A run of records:
--- START ---

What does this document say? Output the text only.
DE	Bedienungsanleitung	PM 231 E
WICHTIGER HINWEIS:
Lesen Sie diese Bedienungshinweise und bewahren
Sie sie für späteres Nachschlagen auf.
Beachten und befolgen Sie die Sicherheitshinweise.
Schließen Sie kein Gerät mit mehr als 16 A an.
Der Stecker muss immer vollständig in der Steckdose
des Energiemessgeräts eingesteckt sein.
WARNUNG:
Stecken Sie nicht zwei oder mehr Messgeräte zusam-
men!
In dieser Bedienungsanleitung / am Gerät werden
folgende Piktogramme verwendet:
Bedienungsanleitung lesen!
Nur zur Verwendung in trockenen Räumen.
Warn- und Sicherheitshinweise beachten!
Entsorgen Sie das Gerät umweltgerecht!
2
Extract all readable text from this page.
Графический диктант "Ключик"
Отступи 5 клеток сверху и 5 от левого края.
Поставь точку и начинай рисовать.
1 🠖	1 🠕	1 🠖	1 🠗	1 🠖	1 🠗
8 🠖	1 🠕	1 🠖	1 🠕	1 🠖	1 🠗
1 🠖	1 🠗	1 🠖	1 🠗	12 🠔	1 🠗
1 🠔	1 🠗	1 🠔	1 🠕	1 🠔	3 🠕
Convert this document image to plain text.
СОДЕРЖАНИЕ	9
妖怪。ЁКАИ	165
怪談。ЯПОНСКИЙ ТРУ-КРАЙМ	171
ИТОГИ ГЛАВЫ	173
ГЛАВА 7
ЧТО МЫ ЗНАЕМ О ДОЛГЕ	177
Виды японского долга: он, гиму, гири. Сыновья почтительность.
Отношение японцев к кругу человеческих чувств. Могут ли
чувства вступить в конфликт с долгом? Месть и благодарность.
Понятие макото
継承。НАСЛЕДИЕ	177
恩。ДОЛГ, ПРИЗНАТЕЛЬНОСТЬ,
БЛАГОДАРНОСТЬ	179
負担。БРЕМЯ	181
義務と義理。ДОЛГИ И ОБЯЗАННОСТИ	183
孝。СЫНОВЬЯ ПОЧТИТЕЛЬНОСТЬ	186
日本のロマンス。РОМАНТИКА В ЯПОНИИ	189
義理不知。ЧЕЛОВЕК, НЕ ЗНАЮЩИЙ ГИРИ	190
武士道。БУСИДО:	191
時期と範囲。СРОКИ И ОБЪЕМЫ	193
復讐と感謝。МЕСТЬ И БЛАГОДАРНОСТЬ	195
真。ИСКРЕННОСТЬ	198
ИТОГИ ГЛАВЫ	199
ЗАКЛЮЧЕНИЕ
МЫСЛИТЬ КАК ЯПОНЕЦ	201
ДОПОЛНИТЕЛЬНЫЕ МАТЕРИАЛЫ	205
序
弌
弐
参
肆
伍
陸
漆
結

--- END ---

- **Short task**: Each line of the material should be duplicated exactly, please.

- **Right answer**:
What does this document say? Output the text only.
DE	Bedienungsanleitung	PM 231 E
WICHTIGER HINWEIS:
Lesen Sie diese Bedienungshinweise und bewahren
Sie sie für späteres Nachschlagen auf.
Beachten und befolgen Sie die Sicherheitshinweise.
Schließen Sie kein Gerät mit mehr als 16 A an.
Der Stecker muss immer vollständig in der Steckdose
des Energiemessgeräts eingesteckt sein.
WARNUNG:
Stecken Sie nicht zwei oder mehr Messgeräte zusam-
men!
In dieser Bedienungsanleitung / am Gerät werden
folgende Piktogramme verwendet:
Bedienungsanleitung lesen!
Nur zur Verwendung in trockenen Räumen.
Warn- und Sicherheitshinweise beachten!
Entsorgen Sie das Gerät umweltgerecht!
2
Extract all readable text from this page.
Графический диктант "Ключик"
Отступи 5 клеток сверху и 5 от левого края.
Поставь точку и начинай рисовать.
1 🠖	1 🠕	1 🠖	1 🠗	1 🠖	1 🠗
8 🠖	1 🠕	1 🠖	1 🠕	1 🠖	1 🠗
1 🠖	1 🠗	1 🠖	1 🠗	12 🠔	1 🠗
1 🠔	1 🠗	1 🠔	1 🠕	1 🠔	3 🠕
Convert this document image to plain text.
СОДЕРЖАНИЕ	9
妖怪。ЁКАИ	165
怪談。ЯПОНСКИЙ ТРУ-КРАЙМ	171
ИТОГИ ГЛАВЫ	173
ГЛАВА 7
ЧТО МЫ ЗНАЕМ О ДОЛГЕ	177
Виды японского долга: он, гиму, гири. Сыновья почтительность.
Отношение японцев к кругу человеческих чувств. Могут ли
чувства вступить в конфликт с долгом? Месть и благодарность.
Понятие макото
継承。НАСЛЕДИЕ	177
恩。ДОЛГ, ПРИЗНАТЕЛЬНОСТЬ,
БЛАГОДАРНОСТЬ	179
負担。БРЕМЯ	181
義務と義理。ДОЛГИ И ОБЯЗАННОСТИ	183
孝。СЫНОВЬЯ ПОЧТИТЕЛЬНОСТЬ	186
日本のロマンス。РОМАНТИКА В ЯПОНИИ	189
義理不知。ЧЕЛОВЕК, НЕ ЗНАЮЩИЙ ГИРИ	190
武士道。БУСИДО:	191
時期と範囲。СРОКИ И ОБЪЕМЫ	193
復讐と感謝。МЕСТЬ И БЛАГОДАРНОСТЬ	195
真。ИСКРЕННОСТЬ	198
ИТОГИ ГЛАВЫ	199
ЗАКЛЮЧЕНИЕ
МЫСЛИТЬ КАК ЯПОНЕЦ	201
ДОПОЛНИТЕЛЬНЫЕ МАТЕРИАЛЫ	205
序
弌
弐
参
肆
伍
陸
漆
結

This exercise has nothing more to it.